To do → State how many lines of the records contain the string "Чита", and give no other information.

_____

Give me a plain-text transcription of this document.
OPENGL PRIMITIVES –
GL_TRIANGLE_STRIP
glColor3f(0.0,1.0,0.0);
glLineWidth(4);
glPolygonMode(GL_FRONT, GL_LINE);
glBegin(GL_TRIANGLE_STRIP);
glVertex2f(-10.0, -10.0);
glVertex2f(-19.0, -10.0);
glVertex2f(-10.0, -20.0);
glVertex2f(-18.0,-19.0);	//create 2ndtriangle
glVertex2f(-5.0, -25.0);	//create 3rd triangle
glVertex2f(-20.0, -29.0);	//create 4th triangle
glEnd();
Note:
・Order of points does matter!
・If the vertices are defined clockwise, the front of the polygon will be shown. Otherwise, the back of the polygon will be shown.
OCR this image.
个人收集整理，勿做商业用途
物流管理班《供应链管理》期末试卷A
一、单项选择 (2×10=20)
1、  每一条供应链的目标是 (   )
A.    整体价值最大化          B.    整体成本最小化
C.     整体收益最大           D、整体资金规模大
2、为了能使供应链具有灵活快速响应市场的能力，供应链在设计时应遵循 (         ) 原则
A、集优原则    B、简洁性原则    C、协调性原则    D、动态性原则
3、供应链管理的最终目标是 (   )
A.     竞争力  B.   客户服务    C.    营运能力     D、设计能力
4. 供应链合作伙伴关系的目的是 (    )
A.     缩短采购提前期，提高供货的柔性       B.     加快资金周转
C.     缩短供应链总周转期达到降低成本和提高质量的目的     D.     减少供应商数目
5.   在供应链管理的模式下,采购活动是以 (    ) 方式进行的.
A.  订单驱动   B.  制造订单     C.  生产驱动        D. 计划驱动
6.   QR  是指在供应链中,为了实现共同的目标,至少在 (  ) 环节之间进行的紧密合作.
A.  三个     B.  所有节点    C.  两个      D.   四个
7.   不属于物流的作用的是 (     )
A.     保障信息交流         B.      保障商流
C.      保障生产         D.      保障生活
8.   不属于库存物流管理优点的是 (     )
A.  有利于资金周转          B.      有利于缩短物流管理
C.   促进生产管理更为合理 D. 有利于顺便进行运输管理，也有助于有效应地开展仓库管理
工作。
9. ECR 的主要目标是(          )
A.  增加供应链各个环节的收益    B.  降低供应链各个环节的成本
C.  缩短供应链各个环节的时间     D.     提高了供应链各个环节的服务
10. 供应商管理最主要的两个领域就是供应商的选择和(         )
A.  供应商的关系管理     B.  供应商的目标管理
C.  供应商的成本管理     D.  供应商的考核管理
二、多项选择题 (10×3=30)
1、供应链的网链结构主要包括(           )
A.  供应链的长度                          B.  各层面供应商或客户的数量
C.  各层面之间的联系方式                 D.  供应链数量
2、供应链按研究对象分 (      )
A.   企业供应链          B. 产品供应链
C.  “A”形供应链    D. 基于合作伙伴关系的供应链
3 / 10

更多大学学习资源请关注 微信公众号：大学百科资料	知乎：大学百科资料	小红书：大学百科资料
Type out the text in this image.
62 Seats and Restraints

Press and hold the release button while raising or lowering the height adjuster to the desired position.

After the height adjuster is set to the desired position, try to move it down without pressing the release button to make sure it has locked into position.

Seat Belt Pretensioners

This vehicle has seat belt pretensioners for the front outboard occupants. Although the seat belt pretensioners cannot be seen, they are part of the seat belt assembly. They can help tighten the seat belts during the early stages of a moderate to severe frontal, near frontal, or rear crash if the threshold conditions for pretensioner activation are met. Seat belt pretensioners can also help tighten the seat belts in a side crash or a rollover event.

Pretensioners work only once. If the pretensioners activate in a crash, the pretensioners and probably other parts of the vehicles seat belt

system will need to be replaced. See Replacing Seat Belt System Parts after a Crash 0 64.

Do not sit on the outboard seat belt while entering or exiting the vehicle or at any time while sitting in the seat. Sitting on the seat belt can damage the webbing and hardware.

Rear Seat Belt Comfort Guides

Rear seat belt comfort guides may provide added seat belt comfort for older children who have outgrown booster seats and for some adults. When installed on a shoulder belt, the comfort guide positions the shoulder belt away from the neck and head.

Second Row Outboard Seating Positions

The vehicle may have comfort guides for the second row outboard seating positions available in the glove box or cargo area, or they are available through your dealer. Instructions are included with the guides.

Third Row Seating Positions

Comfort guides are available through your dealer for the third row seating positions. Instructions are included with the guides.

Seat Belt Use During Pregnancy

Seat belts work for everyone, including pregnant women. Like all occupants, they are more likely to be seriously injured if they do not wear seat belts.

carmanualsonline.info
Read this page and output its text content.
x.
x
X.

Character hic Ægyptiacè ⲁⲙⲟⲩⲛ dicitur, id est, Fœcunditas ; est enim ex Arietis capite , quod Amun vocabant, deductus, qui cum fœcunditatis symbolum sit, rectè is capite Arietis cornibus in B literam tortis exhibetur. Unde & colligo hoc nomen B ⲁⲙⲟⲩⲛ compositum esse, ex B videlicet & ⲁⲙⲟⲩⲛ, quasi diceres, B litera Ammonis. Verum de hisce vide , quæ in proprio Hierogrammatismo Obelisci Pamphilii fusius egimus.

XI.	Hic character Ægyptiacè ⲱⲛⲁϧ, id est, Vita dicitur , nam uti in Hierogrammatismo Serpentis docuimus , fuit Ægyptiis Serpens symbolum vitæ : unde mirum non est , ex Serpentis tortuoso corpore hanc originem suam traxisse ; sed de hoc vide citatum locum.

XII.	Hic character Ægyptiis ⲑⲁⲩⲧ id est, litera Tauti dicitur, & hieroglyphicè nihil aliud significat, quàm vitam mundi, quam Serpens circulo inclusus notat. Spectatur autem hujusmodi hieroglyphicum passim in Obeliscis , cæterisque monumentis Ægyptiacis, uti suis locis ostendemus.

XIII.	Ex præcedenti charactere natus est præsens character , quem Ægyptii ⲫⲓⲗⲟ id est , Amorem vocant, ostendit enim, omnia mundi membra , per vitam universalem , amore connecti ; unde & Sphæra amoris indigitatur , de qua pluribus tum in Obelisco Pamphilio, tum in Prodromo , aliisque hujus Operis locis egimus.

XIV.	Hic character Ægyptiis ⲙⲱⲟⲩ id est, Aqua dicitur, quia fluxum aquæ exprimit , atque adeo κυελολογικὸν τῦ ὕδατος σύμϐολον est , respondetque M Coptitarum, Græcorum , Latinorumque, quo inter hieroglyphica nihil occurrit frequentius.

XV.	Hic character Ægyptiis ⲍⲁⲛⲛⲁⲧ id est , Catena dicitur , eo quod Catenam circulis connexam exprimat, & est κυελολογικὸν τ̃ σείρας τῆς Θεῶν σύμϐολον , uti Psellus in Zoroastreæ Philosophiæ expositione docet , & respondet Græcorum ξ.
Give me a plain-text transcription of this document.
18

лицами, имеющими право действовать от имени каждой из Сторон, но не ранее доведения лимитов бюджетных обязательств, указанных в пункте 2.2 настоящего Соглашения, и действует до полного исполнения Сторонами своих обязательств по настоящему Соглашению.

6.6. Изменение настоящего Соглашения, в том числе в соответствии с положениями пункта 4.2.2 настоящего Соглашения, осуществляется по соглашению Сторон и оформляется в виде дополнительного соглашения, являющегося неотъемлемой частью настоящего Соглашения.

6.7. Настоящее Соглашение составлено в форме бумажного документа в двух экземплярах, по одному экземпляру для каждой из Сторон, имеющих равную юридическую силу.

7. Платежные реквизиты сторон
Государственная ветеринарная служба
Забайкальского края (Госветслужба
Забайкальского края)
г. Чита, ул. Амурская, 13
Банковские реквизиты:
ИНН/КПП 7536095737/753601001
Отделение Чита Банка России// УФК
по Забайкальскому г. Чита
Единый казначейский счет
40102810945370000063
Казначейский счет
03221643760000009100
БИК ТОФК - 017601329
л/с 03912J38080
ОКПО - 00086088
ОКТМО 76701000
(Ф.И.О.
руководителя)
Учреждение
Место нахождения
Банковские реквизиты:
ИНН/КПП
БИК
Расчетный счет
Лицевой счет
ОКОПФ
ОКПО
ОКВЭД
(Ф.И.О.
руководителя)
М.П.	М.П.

_____

Task answer → 3